» **The data**:
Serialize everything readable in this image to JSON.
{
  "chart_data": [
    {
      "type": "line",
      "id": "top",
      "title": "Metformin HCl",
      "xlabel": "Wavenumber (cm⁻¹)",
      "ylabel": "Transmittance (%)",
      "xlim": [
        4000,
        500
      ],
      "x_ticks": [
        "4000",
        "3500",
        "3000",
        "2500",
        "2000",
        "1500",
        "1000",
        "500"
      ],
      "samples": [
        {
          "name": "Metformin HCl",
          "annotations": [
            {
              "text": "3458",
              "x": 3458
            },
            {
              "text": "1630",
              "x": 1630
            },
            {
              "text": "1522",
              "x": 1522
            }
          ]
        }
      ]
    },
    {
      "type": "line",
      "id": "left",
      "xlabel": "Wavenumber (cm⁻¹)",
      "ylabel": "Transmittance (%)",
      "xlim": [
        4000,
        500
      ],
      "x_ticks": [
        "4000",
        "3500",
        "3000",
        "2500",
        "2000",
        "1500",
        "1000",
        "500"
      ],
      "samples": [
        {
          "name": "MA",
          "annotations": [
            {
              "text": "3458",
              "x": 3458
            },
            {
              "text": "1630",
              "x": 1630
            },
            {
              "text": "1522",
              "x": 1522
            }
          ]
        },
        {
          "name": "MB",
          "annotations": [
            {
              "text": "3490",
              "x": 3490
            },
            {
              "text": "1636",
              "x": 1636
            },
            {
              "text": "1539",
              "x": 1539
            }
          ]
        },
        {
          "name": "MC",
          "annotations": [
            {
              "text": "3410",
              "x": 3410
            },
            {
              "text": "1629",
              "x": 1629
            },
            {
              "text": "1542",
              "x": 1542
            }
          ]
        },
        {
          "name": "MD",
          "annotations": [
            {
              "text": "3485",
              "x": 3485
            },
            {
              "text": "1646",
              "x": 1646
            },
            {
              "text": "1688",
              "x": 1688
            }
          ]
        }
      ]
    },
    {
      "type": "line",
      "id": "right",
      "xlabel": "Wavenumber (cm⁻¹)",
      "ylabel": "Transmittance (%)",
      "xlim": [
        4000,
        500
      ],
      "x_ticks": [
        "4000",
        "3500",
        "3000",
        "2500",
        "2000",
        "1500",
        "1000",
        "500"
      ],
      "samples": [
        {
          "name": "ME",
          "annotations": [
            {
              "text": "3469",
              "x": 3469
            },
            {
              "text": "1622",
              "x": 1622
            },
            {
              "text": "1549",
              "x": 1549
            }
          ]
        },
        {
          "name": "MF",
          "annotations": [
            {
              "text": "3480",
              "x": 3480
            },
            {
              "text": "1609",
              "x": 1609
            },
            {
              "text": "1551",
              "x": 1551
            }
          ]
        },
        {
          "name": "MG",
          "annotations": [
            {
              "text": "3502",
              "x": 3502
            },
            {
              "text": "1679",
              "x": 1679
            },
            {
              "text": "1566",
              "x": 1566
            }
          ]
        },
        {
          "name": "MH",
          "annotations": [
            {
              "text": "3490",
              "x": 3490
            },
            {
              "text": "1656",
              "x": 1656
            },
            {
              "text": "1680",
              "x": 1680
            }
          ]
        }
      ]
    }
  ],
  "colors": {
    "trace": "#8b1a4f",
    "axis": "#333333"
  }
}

» **Work required**: Extract all the entries word for word.

» **Task solution**:
Serialize everything readable in this image to JSON.
{
  "chart_data": [
    {
      "type": "line",
      "id": "top",
      "title": "Metformin HCl",
      "xlabel": "Wavenumber (cm⁻¹)",
      "ylabel": "Transmittance (%)",
      "xlim": [
        4000,
        500
      ],
      "x_ticks": [
        "4000",
        "3500",
        "3000",
        "2500",
        "2000",
        "1500",
        "1000",
        "500"
      ],
      "samples": [
        {
          "name": "Metformin HCl",
          "annotations": [
            {
              "text": "3458",
              "x": 3458
            },
            {
              "text": "1630",
              "x": 1630
            },
            {
              "text": "1522",
              "x": 1522
            }
          ]
        }
      ]
    },
    {
      "type": "line",
      "id": "left",
      "xlabel": "Wavenumber (cm⁻¹)",
      "ylabel": "Transmittance (%)",
      "xlim": [
        4000,
        500
      ],
      "x_ticks": [
        "4000",
        "3500",
        "3000",
        "2500",
        "2000",
        "1500",
        "1000",
        "500"
      ],
      "samples": [
        {
          "name": "MA",
          "annotations": [
            {
              "text": "3458",
              "x": 3458
            },
            {
              "text": "1630",
              "x": 1630
            },
            {
              "text": "1522",
              "x": 1522
            }
          ]
        },
        {
          "name": "MB",
          "annotations": [
            {
              "text": "3490",
              "x": 3490
            },
            {
              "text": "1636",
              "x": 1636
            },
            {
              "text": "1539",
              "x": 1539
            }
          ]
        },
        {
          "name": "MC",
          "annotations": [
            {
              "text": "3410",
              "x": 3410
            },
            {
              "text": "1629",
              "x": 1629
            },
            {
              "text": "1542",
              "x": 1542
            }
          ]
        },
        {
          "name": "MD",
          "annotations": [
            {
              "text": "3485",
              "x": 3485
            },
            {
              "text": "1646",
              "x": 1646
            },
            {
              "text": "1688",
              "x": 1688
            }
          ]
        }
      ]
    },
    {
      "type": "line",
      "id": "right",
      "xlabel": "Wavenumber (cm⁻¹)",
      "ylabel": "Transmittance (%)",
      "xlim": [
        4000,
        500
      ],
      "x_ticks": [
        "4000",
        "3500",
        "3000",
        "2500",
        "2000",
        "1500",
        "1000",
        "500"
      ],
      "samples": [
        {
          "name": "ME",
          "annotations": [
            {
              "text": "3469",
              "x": 3469
            },
            {
              "text": "1622",
              "x": 1622
            },
            {
              "text": "1549",
              "x": 1549
            }
          ]
        },
        {
          "name": "MF",
          "annotations": [
            {
              "text": "3480",
              "x": 3480
            },
            {
              "text": "1609",
              "x": 1609
            },
            {
              "text": "1551",
              "x": 1551
            }
          ]
        },
        {
          "name": "MG",
          "annotations": [
            {
              "text": "3502",
              "x": 3502
            },
            {
              "text": "1679",
              "x": 1679
            },
            {
              "text": "1566",
              "x": 1566
            }
          ]
        },
        {
          "name": "MH",
          "annotations": [
            {
              "text": "3490",
              "x": 3490
            },
            {
              "text": "1656",
              "x": 1656
            },
            {
              "text": "1680",
              "x": 1680
            }
          ]
        }
      ]
    }
  ],
  "colors": {
    "trace": "#8b1a4f",
    "axis": "#333333"
  }
}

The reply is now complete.